(Data extracted from a collection)
--- Begin ---
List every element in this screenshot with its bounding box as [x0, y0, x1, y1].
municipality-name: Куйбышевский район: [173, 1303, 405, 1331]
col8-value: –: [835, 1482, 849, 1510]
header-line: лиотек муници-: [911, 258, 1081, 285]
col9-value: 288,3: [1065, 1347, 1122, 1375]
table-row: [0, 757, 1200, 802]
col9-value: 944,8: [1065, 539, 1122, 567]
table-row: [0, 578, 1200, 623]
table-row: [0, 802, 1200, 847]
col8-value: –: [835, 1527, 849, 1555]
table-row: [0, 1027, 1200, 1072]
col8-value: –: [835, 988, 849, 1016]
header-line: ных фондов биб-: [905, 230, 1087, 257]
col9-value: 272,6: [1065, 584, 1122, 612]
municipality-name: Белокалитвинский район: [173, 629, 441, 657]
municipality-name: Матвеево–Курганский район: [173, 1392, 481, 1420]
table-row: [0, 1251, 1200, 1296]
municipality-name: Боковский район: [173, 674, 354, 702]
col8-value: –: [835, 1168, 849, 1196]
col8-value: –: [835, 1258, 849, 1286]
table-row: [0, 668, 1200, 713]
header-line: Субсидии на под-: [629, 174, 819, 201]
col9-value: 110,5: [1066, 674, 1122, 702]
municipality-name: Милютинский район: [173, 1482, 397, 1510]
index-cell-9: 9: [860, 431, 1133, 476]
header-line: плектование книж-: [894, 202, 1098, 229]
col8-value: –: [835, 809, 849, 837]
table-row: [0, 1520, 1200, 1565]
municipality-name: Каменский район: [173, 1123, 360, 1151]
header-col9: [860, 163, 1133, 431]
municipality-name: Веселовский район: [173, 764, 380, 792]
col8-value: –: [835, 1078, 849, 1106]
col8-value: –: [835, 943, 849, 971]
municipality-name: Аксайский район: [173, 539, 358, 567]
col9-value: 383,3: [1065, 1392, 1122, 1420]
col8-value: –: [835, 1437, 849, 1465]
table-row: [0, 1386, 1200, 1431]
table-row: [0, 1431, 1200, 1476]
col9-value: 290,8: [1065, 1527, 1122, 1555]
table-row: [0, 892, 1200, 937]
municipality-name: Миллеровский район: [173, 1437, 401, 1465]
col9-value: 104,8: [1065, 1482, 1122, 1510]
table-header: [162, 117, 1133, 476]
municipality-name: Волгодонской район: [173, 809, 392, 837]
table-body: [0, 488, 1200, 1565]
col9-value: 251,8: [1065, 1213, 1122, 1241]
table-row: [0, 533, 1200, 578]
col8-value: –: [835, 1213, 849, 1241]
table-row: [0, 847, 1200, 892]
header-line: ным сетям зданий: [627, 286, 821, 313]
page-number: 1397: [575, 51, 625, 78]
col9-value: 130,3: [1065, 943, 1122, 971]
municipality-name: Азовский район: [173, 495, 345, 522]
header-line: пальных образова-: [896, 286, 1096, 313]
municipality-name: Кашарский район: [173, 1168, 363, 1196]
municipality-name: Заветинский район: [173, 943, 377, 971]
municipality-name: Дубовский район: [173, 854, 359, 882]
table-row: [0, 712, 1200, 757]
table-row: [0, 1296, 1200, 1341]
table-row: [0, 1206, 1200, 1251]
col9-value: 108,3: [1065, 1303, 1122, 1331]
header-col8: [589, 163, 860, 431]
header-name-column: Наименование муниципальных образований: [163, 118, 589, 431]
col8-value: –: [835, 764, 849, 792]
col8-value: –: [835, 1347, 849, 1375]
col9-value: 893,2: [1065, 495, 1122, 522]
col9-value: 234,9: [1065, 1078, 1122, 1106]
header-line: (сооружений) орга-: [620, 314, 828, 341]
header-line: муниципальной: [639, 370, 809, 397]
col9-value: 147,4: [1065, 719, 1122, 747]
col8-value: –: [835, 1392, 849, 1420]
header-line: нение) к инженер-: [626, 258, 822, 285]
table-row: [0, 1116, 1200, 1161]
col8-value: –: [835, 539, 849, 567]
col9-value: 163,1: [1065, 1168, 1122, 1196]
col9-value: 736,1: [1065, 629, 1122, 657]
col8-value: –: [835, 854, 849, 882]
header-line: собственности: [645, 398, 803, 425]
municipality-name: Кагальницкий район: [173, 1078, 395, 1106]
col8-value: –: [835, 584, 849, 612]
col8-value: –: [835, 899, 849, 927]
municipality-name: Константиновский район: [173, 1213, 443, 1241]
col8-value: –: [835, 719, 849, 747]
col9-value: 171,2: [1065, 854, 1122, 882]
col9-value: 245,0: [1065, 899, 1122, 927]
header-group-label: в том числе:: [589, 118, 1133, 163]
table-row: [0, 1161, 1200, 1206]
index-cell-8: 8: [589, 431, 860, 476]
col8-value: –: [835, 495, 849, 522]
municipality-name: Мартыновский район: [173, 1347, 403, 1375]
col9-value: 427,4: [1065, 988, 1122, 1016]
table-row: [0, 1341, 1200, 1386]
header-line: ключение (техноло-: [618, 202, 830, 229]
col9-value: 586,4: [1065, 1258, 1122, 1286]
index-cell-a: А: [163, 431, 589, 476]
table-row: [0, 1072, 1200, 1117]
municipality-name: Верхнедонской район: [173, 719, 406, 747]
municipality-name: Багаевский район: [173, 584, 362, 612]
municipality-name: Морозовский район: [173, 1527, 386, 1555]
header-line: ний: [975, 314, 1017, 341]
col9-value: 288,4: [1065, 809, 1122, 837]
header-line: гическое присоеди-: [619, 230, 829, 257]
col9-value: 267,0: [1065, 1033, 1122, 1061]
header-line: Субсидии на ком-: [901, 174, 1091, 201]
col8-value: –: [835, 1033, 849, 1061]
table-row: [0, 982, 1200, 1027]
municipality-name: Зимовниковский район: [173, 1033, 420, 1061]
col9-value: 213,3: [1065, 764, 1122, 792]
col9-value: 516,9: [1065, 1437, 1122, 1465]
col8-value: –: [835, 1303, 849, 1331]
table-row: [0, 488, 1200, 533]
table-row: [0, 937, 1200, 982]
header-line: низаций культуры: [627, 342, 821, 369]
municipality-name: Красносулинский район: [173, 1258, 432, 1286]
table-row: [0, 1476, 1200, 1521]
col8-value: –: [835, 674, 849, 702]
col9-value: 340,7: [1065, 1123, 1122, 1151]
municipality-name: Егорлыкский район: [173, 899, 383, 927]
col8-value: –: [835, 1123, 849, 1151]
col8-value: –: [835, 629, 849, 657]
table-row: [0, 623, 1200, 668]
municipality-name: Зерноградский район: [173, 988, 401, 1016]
--- End ---
:: Stated exercise ::
Format the stretch of the records from the start through the line containing "col9-value: 272,6: [1065, 584, 1122, 612]" as a JSON list of strings, one string per line, leaving out any blank lines.

:: Task response ::
[
  "List every element in this screenshot with its bounding box as [x0, y0, x1, y1].",
  "municipality-name: Куйбышевский район: [173, 1303, 405, 1331]",
  "col8-value: –: [835, 1482, 849, 1510]",
  "header-line: лиотек муници-: [911, 258, 1081, 285]",
  "col9-value: 288,3: [1065, 1347, 1122, 1375]",
  "table-row: [0, 757, 1200, 802]",
  "col9-value: 944,8: [1065, 539, 1122, 567]",
  "table-row: [0, 578, 1200, 623]",
  "table-row: [0, 802, 1200, 847]",
  "col8-value: –: [835, 1527, 849, 1555]",
  "table-row: [0, 1027, 1200, 1072]",
  "col8-value: –: [835, 988, 849, 1016]",
  "header-line: ных фондов биб-: [905, 230, 1087, 257]",
  "col9-value: 272,6: [1065, 584, 1122, 612]"
]